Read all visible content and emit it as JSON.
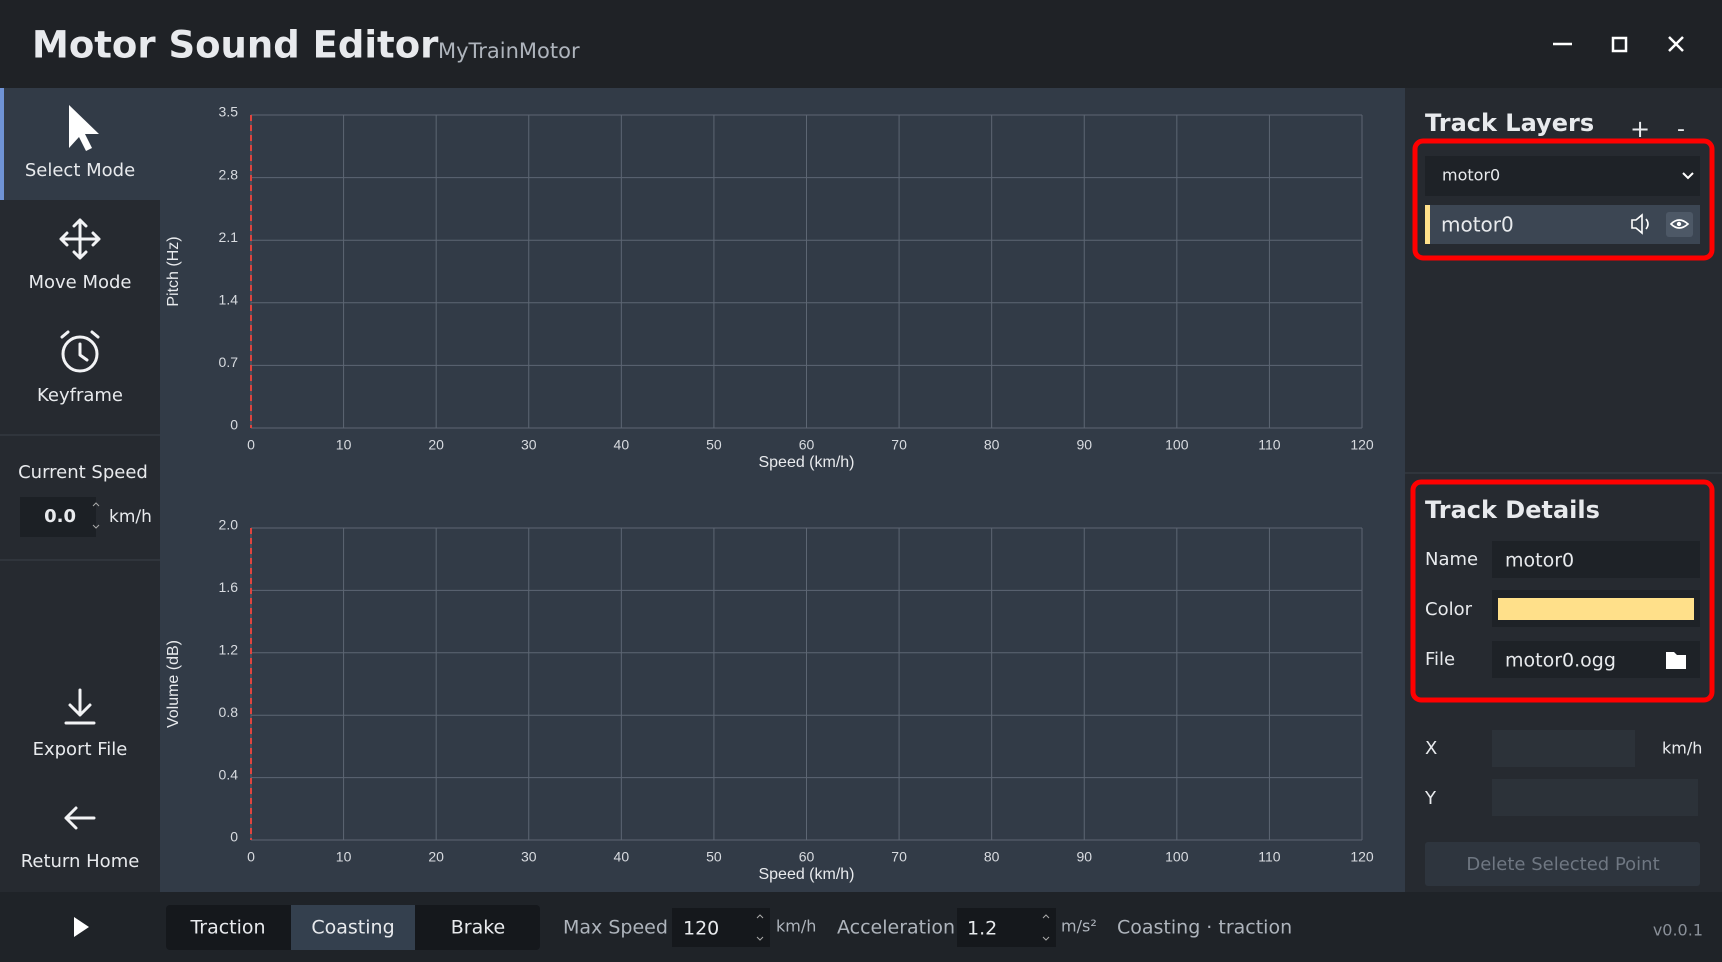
{
  "window": {
    "title": "Motor Sound Editor",
    "project": "MyTrainMotor",
    "version": "v0.0.1"
  },
  "sidebar": {
    "tools": [
      "Select Mode",
      "Move Mode",
      "Keyframe"
    ],
    "current_speed_label": "Current Speed",
    "current_speed": {
      "value": 0,
      "label": "0.0"
    },
    "speed_unit": "km/h",
    "export": "Export File",
    "return": "Return Home"
  },
  "chart_data": [
    {
      "type": "line",
      "x_label": "Speed (km/h)",
      "y_label": "Pitch (Hz)",
      "xlim": [
        0,
        120
      ],
      "xticks": [
        0,
        10,
        20,
        30,
        40,
        50,
        60,
        70,
        80,
        90,
        100,
        110,
        120
      ],
      "ylim": [
        0,
        3.5
      ],
      "yticks": [
        0,
        0.7,
        1.4,
        2.1,
        2.8,
        3.5
      ],
      "grid": true
    },
    {
      "type": "line",
      "x_label": "Speed (km/h)",
      "y_label": "Volume (dB)",
      "xlim": [
        0,
        120
      ],
      "xticks": [
        0,
        10,
        20,
        30,
        40,
        50,
        60,
        70,
        80,
        90,
        100,
        110,
        120
      ],
      "ylim": [
        0,
        2
      ],
      "yticks": [
        0,
        0.4,
        0.8,
        1.2,
        1.6,
        {
          "value": 2,
          "label": "2.0"
        }
      ],
      "grid": true
    }
  ],
  "track_layers": {
    "title": "Track Layers",
    "add": "+",
    "remove": "-",
    "selected": "motor0",
    "layers": [
      "motor0"
    ]
  },
  "track_details": {
    "title": "Track Details",
    "name_label": "Name",
    "name": "motor0",
    "color_label": "Color",
    "color": "#ffe08a",
    "file_label": "File",
    "file": "motor0.ogg"
  },
  "point": {
    "x_label": "X",
    "x_unit": "km/h",
    "y_label": "Y",
    "delete": "Delete Selected Point"
  },
  "bottom_bar": {
    "modes": [
      "Traction",
      "Coasting",
      "Brake"
    ],
    "max_speed_label": "Max Speed",
    "max_speed": "120",
    "speed_unit": "km/h",
    "acceleration_label": "Acceleration",
    "acceleration": "1.2",
    "acceleration_unit": "m/s²",
    "status": "Coasting · traction"
  }
}
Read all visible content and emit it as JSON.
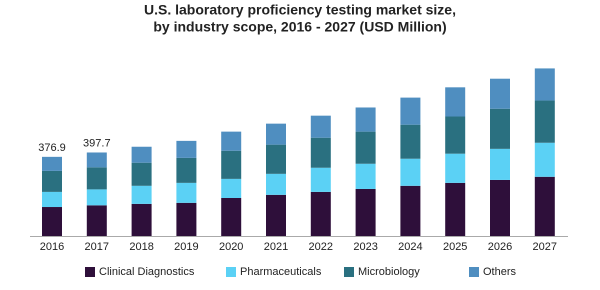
{
  "chart_data": {
    "type": "stacked-bar",
    "title": "U.S. laboratory proficiency testing market size,",
    "subtitle": "by industry scope, 2016 - 2027 (USD Million)",
    "categories": [
      "2016",
      "2017",
      "2018",
      "2019",
      "2020",
      "2021",
      "2022",
      "2023",
      "2024",
      "2025",
      "2026",
      "2027"
    ],
    "series": [
      {
        "name": "Clinical Diagnostics",
        "color": "#2e0f3a",
        "values": [
          138,
          146,
          153,
          158,
          181,
          196,
          210,
          224,
          239,
          253,
          267,
          282
        ]
      },
      {
        "name": "Pharmaceuticals",
        "color": "#5bd1f5",
        "values": [
          72,
          76,
          86,
          95,
          91,
          100,
          115,
          120,
          129,
          139,
          148,
          162
        ]
      },
      {
        "name": "Microbiology",
        "color": "#2a7080",
        "values": [
          100,
          105,
          110,
          119,
          134,
          139,
          143,
          153,
          162,
          177,
          191,
          201
        ]
      },
      {
        "name": "Others",
        "color": "#4f8ec0",
        "values": [
          66.9,
          70.7,
          76,
          81,
          91,
          100,
          105,
          115,
          129,
          139,
          143,
          153
        ]
      }
    ],
    "total_labels": [
      376.9,
      397.7
    ]
  }
}
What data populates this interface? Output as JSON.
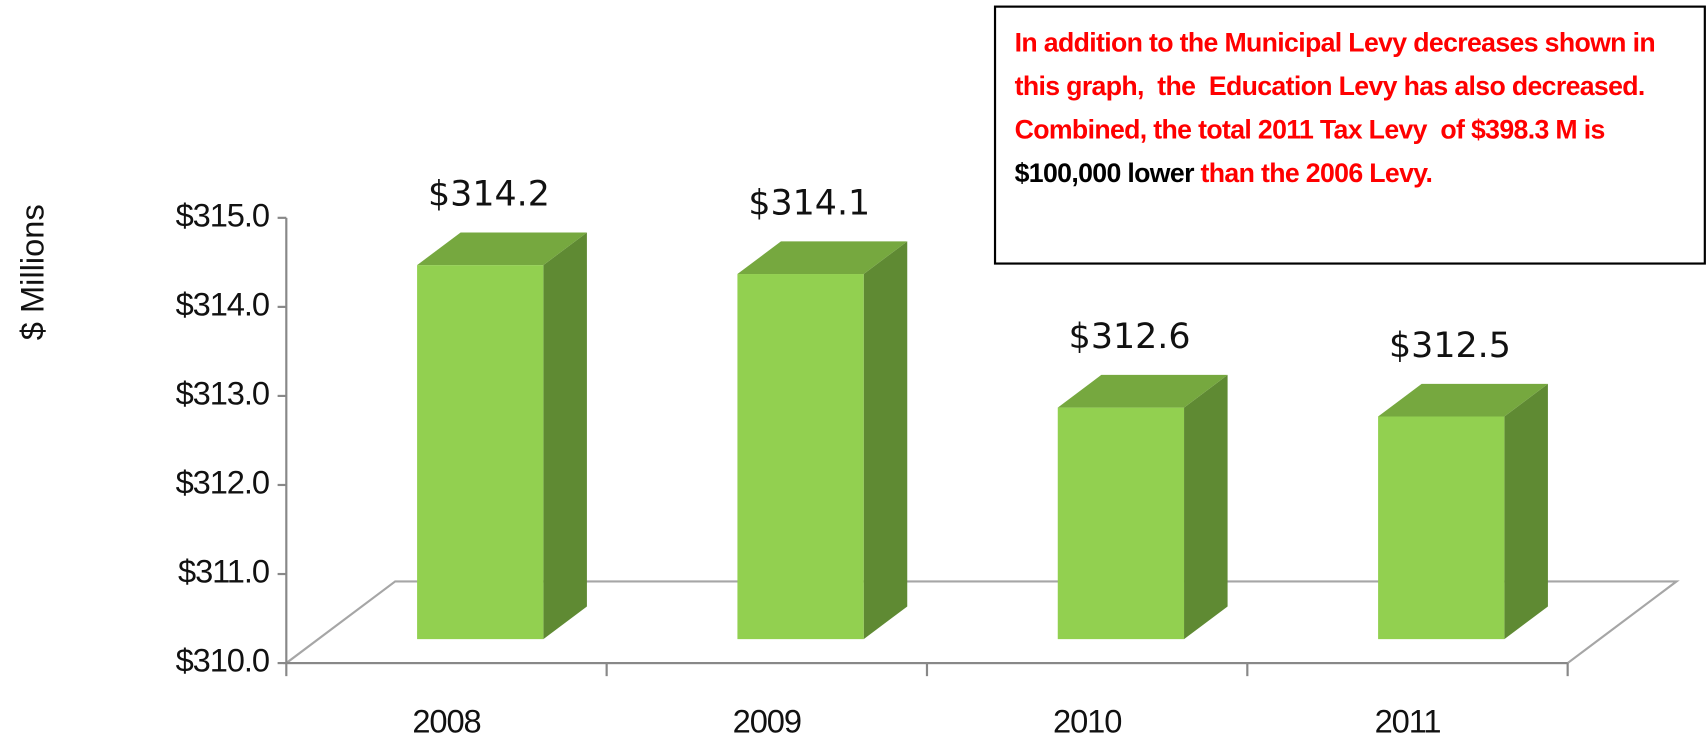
{
  "chart_data": {
    "type": "bar3d",
    "categories": [
      "2008",
      "2009",
      "2010",
      "2011"
    ],
    "values": [
      314.2,
      314.1,
      312.6,
      312.5
    ],
    "value_labels": [
      "$314.2",
      "$314.1",
      "$312.6",
      "$312.5"
    ],
    "y_label": "$ Millions",
    "ylim": [
      310,
      315
    ],
    "yticks": [
      {
        "value": 310,
        "label": "$310.0"
      },
      {
        "value": 311,
        "label": "$311.0"
      },
      {
        "value": 312,
        "label": "$312.0"
      },
      {
        "value": 313,
        "label": "$313.0"
      },
      {
        "value": 314,
        "label": "$314.0"
      },
      {
        "value": 315,
        "label": "$315.0"
      }
    ],
    "color": "#92d050",
    "annotation": [
      {
        "text": "In addition to the Municipal Levy decreases shown in this graph,  the  Education Levy has also decreased.  Combined, the total 2011 Tax Levy  of $398.3 M is ",
        "color": "#ff0000"
      },
      {
        "text": "$100,000 lower",
        "color": "#000000"
      },
      {
        "text": " than the 2006 Levy.",
        "color": "#ff0000"
      }
    ]
  }
}
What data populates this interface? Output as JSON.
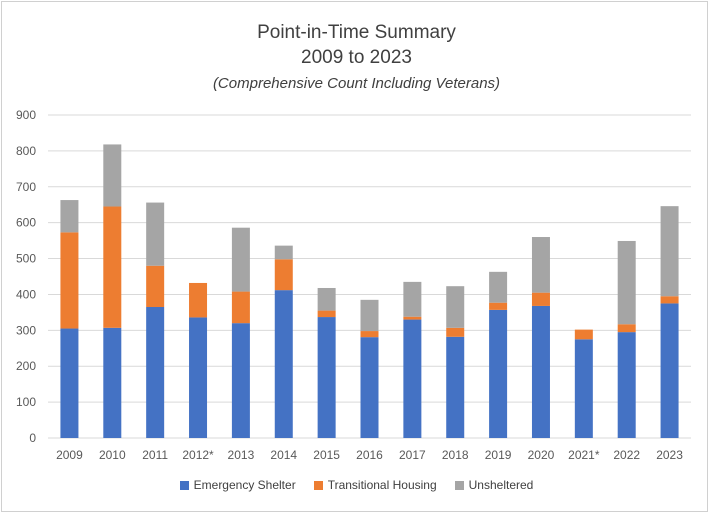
{
  "chart_data": {
    "type": "bar",
    "stacked": true,
    "title": "Point-in-Time Summary",
    "subtitle_line2": "2009 to 2023",
    "subtitle_line3": "(Comprehensive Count Including Veterans)",
    "categories": [
      "2009",
      "2010",
      "2011",
      "2012*",
      "2013",
      "2014",
      "2015",
      "2016",
      "2017",
      "2018",
      "2019",
      "2020",
      "2021*",
      "2022",
      "2023"
    ],
    "series": [
      {
        "name": "Emergency Shelter",
        "color": "#4472C4",
        "values": [
          305,
          307,
          365,
          336,
          320,
          412,
          337,
          281,
          330,
          282,
          357,
          368,
          275,
          295,
          375
        ]
      },
      {
        "name": "Transitional Housing",
        "color": "#ED7D31",
        "values": [
          268,
          338,
          115,
          96,
          88,
          86,
          18,
          17,
          8,
          25,
          20,
          37,
          27,
          22,
          20
        ]
      },
      {
        "name": "Unsheltered",
        "color": "#A5A5A5",
        "values": [
          90,
          173,
          176,
          0,
          178,
          38,
          63,
          87,
          97,
          116,
          86,
          155,
          0,
          232,
          251
        ]
      }
    ],
    "ylim": [
      0,
      900
    ],
    "yticks": [
      "0",
      "100",
      "200",
      "300",
      "400",
      "500",
      "600",
      "700",
      "800",
      "900"
    ],
    "grid": true,
    "legend_position": "bottom"
  }
}
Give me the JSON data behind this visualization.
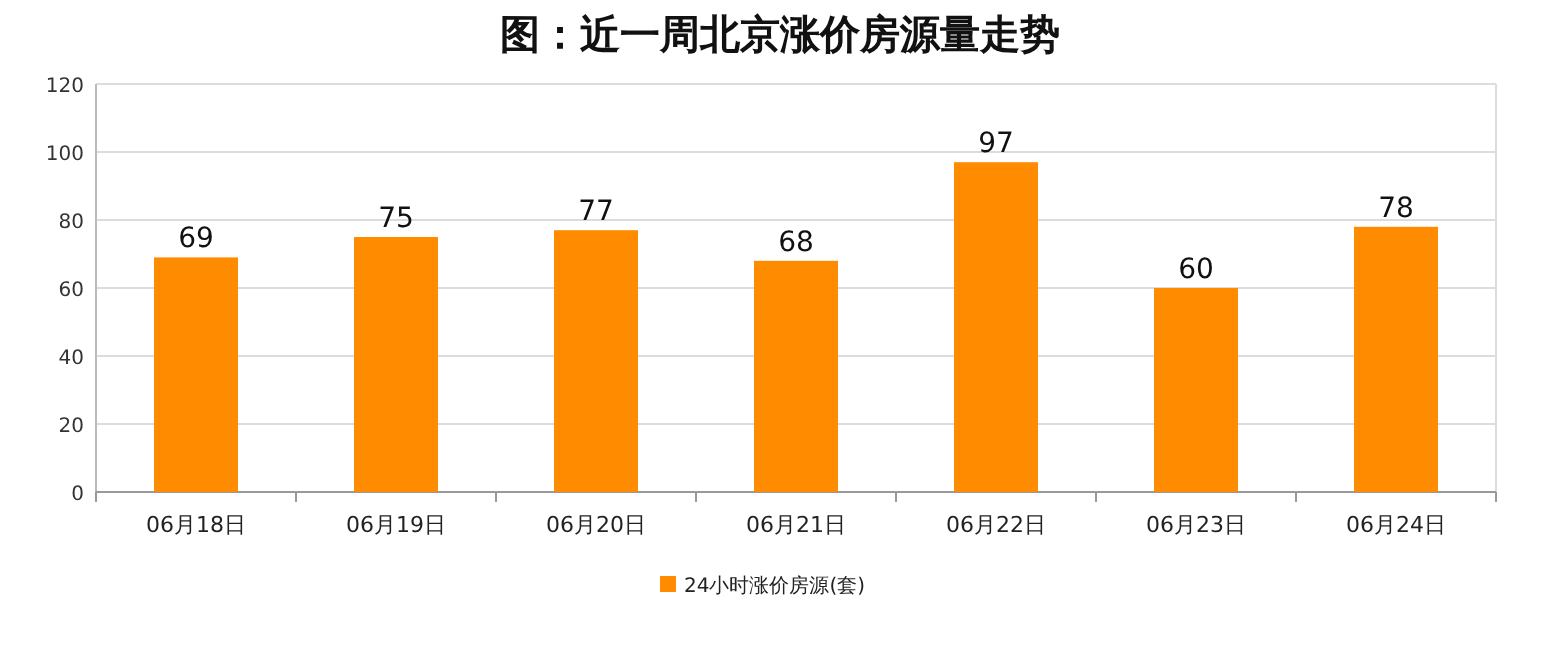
{
  "chart_data": {
    "type": "bar",
    "title": "图：近一周北京涨价房源量走势",
    "categories": [
      "06月18日",
      "06月19日",
      "06月20日",
      "06月21日",
      "06月22日",
      "06月23日",
      "06月24日"
    ],
    "series": [
      {
        "name": "24小时涨价房源(套)",
        "color": "#ff8c00",
        "values": [
          69,
          75,
          77,
          68,
          97,
          60,
          78
        ]
      }
    ],
    "ylim": [
      0,
      120
    ],
    "yticks": [
      0,
      20,
      40,
      60,
      80,
      100,
      120
    ],
    "grid": "y",
    "legend": "bottom",
    "data_labels": true
  }
}
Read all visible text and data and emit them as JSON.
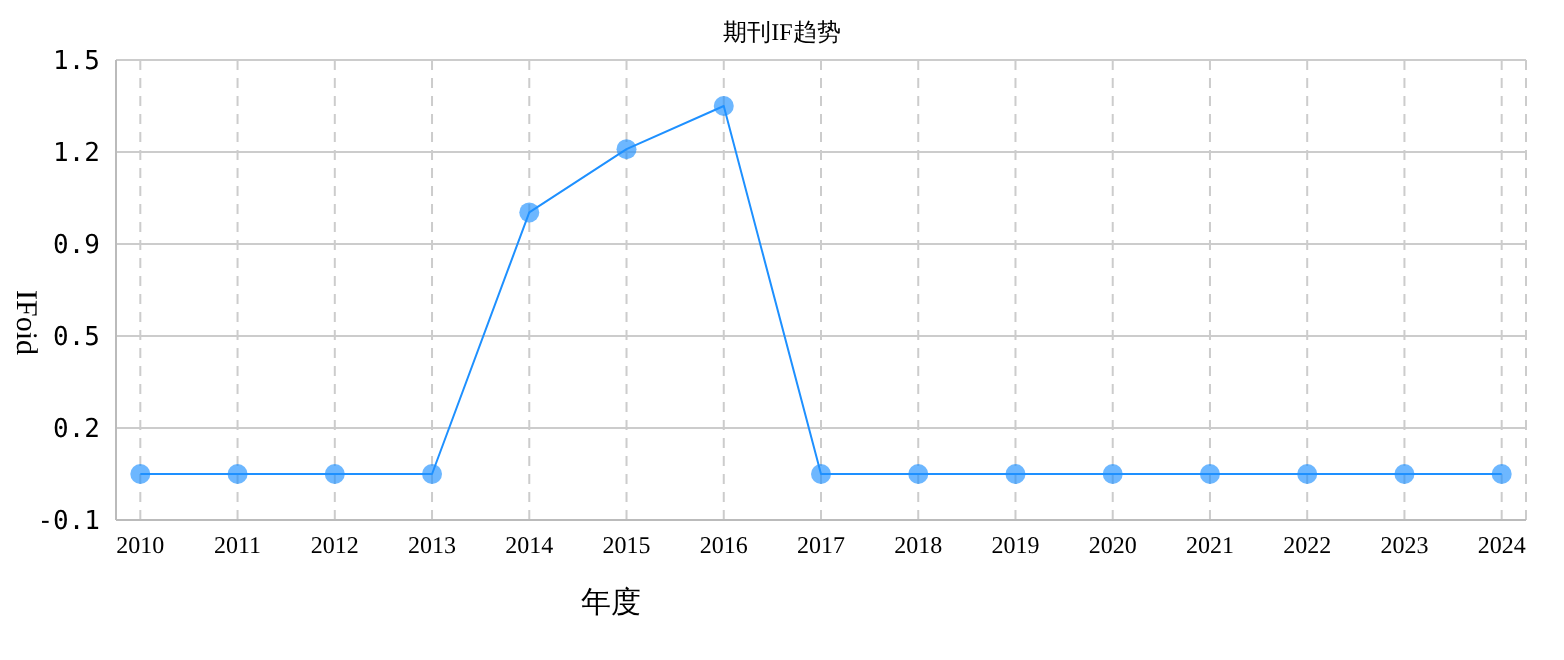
{
  "chart_data": {
    "type": "line",
    "title": "期刊IF趋势",
    "xlabel": "年度",
    "ylabel": "IFoid",
    "categories": [
      "2010",
      "2011",
      "2012",
      "2013",
      "2014",
      "2015",
      "2016",
      "2017",
      "2018",
      "2019",
      "2020",
      "2021",
      "2022",
      "2023",
      "2024"
    ],
    "series": [
      {
        "color": "#1e90ff",
        "values": [
          0.06,
          0.06,
          0.06,
          0.06,
          0.97,
          1.19,
          1.34,
          0.06,
          0.06,
          0.06,
          0.06,
          0.06,
          0.06,
          0.06,
          0.06
        ]
      }
    ],
    "ylim": [
      -0.1,
      1.5
    ],
    "yticks": [
      -0.1,
      {
        "value": 0.22,
        "label": "0.2"
      },
      {
        "value": 0.54,
        "label": "0.5"
      },
      {
        "value": 0.86,
        "label": "0.9"
      },
      {
        "value": 1.18,
        "label": "1.2"
      },
      1.5
    ],
    "grid": true,
    "marker": "circle",
    "line_style": "solid"
  }
}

-------

# Written instruction:
Beginning with the line that holds "Read all visible text", extract every line to the end of the material, exactly as it stands, and drop the pictures.

# Exercise output:
Read all visible text and data and emit them as JSON.
{
  "chart_data": {
    "type": "line",
    "title": "期刊IF趋势",
    "xlabel": "年度",
    "ylabel": "IFoid",
    "categories": [
      "2010",
      "2011",
      "2012",
      "2013",
      "2014",
      "2015",
      "2016",
      "2017",
      "2018",
      "2019",
      "2020",
      "2021",
      "2022",
      "2023",
      "2024"
    ],
    "series": [
      {
        "color": "#1e90ff",
        "values": [
          0.06,
          0.06,
          0.06,
          0.06,
          0.97,
          1.19,
          1.34,
          0.06,
          0.06,
          0.06,
          0.06,
          0.06,
          0.06,
          0.06,
          0.06
        ]
      }
    ],
    "ylim": [
      -0.1,
      1.5
    ],
    "yticks": [
      -0.1,
      {
        "value": 0.22,
        "label": "0.2"
      },
      {
        "value": 0.54,
        "label": "0.5"
      },
      {
        "value": 0.86,
        "label": "0.9"
      },
      {
        "value": 1.18,
        "label": "1.2"
      },
      1.5
    ],
    "grid": true,
    "marker": "circle",
    "line_style": "solid"
  }
}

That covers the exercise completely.